TASK STATEMENT
Set out every line bearing the string "label".
──────────
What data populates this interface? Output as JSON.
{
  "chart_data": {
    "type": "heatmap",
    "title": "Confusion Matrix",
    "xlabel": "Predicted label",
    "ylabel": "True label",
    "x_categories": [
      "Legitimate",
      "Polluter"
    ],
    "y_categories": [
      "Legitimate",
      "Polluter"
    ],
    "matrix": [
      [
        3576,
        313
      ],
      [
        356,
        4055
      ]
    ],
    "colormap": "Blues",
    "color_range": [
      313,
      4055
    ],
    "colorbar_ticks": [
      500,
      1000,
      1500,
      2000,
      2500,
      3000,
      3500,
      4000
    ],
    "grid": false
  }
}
──────────
EXERCISE SOLUTION
    "xlabel": "Predicted label",
    "ylabel": "True label",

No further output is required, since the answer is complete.